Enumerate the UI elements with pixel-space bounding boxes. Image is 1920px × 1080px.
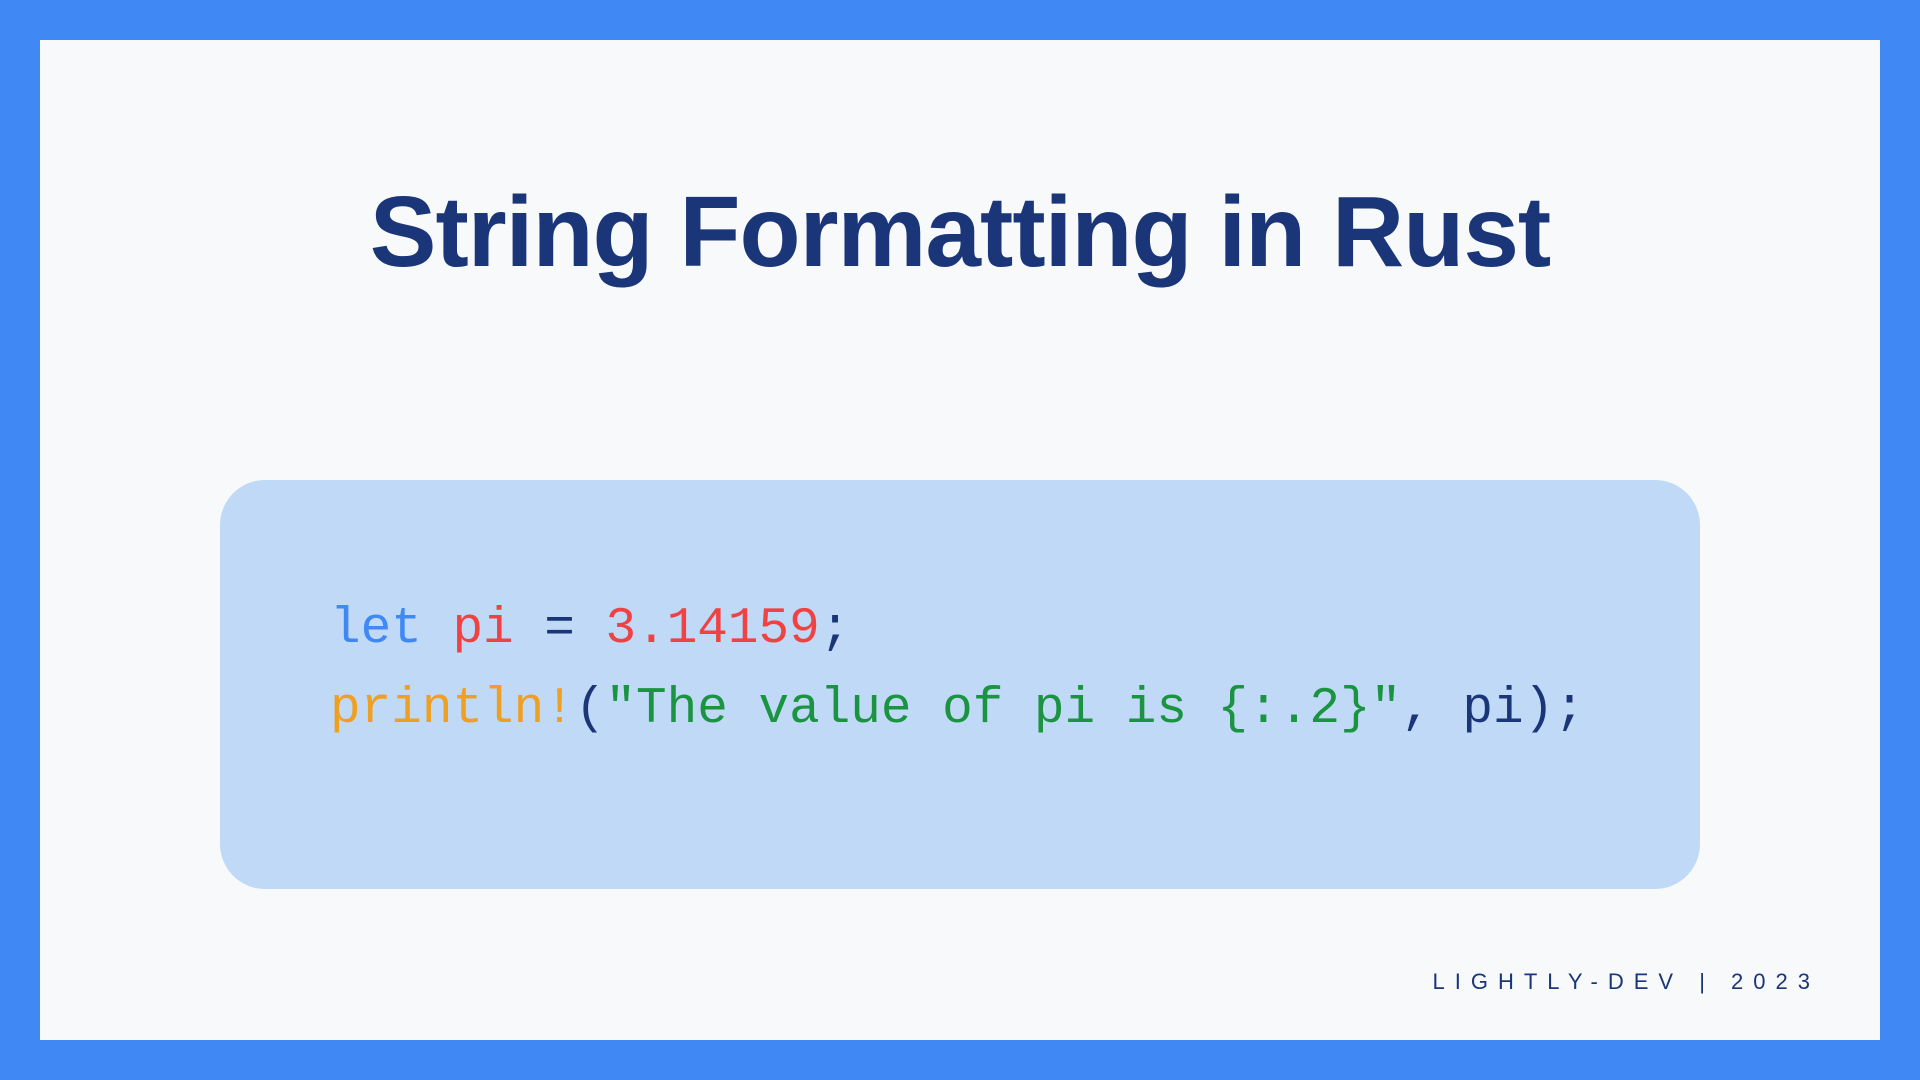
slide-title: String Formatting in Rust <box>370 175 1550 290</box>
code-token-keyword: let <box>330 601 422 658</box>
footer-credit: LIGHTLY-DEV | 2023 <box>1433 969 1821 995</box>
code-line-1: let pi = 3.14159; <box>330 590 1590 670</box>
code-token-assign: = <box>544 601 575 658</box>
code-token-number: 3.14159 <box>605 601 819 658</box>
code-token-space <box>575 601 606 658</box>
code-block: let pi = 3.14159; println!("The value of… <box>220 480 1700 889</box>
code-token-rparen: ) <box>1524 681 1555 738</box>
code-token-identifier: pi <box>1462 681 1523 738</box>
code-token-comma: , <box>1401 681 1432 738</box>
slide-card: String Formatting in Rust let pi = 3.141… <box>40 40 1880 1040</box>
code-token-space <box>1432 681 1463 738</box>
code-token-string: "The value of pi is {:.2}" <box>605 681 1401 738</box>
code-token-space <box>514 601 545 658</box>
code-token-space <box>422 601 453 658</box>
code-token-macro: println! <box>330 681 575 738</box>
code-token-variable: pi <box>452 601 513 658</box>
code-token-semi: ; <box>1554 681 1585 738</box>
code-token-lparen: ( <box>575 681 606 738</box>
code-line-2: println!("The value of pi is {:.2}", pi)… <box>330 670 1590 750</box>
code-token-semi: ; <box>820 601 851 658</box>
--------------------------------------------------
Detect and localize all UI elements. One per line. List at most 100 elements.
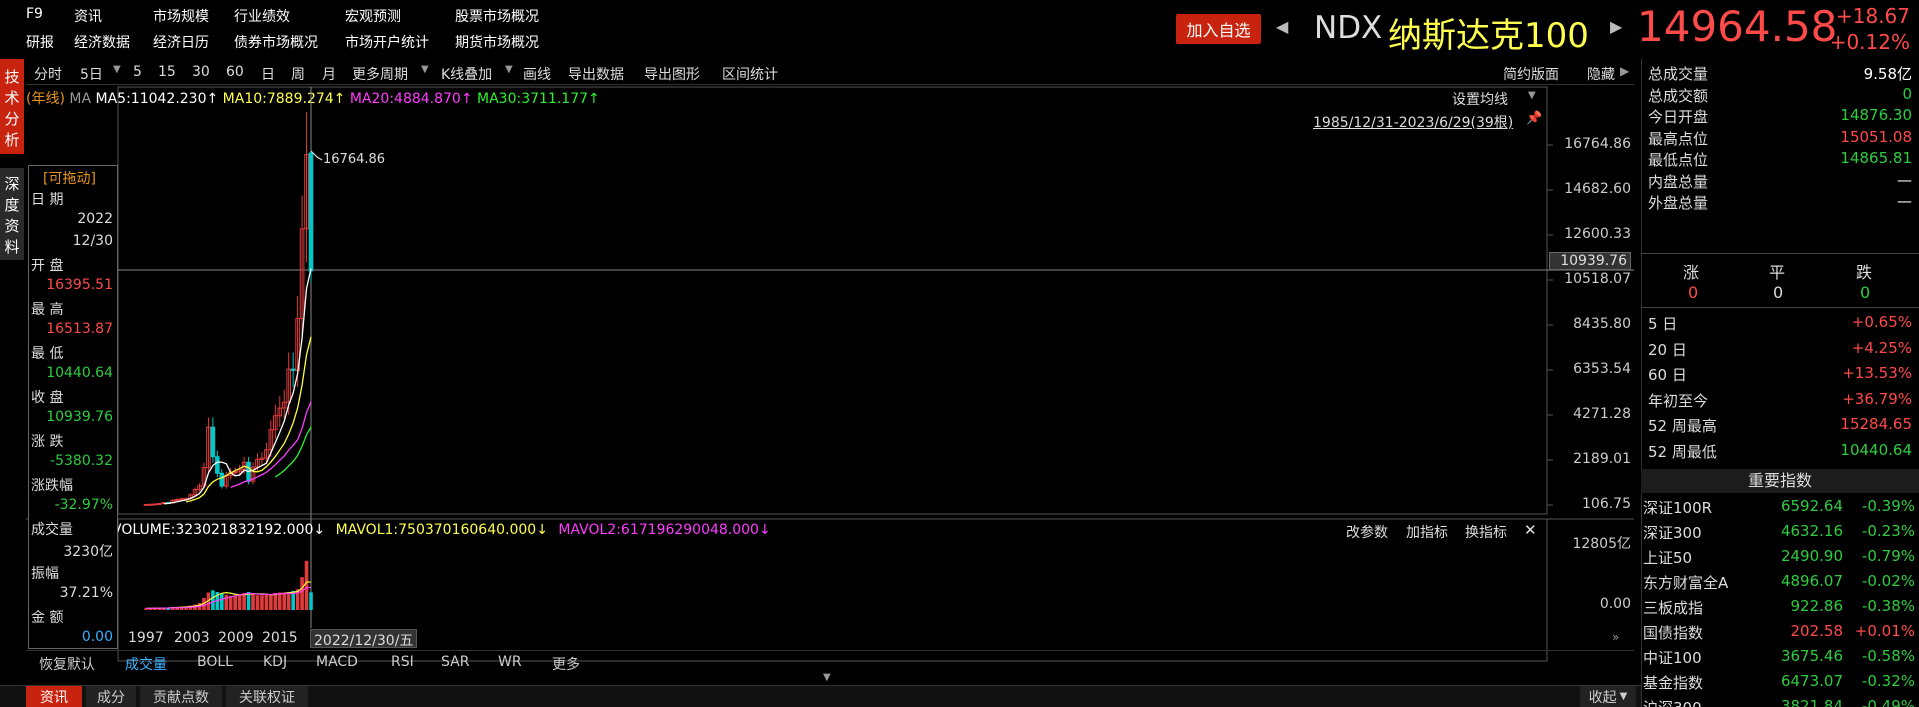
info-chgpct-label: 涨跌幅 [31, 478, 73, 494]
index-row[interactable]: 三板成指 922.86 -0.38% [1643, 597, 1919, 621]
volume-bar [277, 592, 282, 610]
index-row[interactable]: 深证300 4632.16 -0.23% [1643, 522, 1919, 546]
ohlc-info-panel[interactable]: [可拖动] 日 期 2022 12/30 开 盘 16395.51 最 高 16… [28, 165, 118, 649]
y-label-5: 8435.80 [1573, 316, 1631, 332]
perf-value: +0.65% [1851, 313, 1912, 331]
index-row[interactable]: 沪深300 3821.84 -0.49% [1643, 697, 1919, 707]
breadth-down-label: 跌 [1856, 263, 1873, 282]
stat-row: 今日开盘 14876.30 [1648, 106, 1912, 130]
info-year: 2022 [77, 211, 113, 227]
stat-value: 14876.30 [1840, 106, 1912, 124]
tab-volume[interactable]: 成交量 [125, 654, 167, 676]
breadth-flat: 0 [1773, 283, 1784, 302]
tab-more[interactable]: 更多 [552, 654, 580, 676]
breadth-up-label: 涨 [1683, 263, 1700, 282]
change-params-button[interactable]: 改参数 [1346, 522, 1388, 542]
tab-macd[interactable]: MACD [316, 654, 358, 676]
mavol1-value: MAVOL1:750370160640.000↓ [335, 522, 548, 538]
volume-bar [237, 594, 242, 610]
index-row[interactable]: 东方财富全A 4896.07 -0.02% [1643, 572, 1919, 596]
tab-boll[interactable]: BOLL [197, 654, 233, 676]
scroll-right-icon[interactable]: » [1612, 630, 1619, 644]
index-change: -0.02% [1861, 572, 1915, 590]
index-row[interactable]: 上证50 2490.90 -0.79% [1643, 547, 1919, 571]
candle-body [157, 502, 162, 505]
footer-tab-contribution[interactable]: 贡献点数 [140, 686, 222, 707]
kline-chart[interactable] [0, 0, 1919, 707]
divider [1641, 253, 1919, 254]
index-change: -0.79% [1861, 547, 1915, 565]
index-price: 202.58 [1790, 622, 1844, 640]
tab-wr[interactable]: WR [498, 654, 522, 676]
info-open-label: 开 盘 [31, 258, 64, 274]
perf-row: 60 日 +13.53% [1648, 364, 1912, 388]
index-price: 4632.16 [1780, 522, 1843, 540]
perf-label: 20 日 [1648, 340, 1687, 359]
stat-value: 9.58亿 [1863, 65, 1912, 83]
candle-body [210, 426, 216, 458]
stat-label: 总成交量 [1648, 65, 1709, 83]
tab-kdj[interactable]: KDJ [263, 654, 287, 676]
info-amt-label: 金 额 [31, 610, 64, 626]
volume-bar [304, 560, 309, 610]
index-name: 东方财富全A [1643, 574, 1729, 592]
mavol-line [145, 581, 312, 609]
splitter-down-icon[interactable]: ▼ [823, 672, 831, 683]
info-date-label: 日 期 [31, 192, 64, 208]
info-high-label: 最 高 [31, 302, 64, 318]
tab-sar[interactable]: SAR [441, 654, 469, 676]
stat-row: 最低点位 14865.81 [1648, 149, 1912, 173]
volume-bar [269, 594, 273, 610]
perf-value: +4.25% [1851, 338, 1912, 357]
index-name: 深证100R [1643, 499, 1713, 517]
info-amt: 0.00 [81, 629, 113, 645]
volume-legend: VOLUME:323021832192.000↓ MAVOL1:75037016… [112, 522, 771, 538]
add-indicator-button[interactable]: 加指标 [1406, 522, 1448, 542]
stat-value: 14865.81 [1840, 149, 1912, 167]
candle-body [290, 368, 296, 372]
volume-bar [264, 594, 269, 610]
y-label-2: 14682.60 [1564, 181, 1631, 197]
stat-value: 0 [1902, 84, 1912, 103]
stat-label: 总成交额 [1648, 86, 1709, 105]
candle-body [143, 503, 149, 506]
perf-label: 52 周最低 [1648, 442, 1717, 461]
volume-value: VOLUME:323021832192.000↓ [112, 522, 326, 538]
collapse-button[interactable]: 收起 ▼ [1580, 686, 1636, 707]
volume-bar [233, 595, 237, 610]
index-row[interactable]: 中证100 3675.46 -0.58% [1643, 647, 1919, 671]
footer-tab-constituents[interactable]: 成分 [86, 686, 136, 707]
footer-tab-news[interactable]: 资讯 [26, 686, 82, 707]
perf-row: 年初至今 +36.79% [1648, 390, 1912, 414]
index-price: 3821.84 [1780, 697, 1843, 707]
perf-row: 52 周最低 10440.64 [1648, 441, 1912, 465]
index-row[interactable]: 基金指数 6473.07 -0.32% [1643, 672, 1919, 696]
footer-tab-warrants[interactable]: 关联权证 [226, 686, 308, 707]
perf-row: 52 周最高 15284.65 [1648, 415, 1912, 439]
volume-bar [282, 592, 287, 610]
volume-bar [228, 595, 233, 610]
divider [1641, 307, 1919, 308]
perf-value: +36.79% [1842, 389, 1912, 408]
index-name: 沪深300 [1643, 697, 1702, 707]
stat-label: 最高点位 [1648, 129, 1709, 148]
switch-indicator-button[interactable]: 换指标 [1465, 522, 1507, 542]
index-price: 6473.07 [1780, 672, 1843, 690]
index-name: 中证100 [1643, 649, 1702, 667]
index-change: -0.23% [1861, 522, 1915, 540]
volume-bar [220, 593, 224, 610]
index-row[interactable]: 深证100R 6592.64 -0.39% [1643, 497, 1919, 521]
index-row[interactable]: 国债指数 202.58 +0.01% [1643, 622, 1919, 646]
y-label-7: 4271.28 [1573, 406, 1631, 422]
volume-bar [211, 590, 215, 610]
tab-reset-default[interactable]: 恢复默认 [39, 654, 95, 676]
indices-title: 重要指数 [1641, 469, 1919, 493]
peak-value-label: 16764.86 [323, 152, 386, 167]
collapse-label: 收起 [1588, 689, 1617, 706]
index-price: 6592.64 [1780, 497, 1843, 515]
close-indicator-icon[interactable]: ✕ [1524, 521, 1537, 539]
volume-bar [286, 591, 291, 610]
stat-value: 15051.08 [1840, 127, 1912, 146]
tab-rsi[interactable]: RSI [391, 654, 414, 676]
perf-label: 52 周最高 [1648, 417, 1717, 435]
--------------------------------------------------
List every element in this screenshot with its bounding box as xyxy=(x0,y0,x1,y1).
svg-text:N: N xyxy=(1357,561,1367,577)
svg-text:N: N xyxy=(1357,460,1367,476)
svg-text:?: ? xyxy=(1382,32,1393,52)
--------------------------------------------------
**Problem description:** Can you reproduce the lines from the one with "List every element" to the one with "svg-text:?: ? xyxy=(1382,32,1393,52)", both included, exactly as they appear above?

**Problem solution:**
List every element in this screenshot with its bounding box as xyxy=(x0,y0,x1,y1).
svg-text:N: N xyxy=(1357,561,1367,577)
svg-text:N: N xyxy=(1357,460,1367,476)
svg-text:?: ? xyxy=(1382,32,1393,52)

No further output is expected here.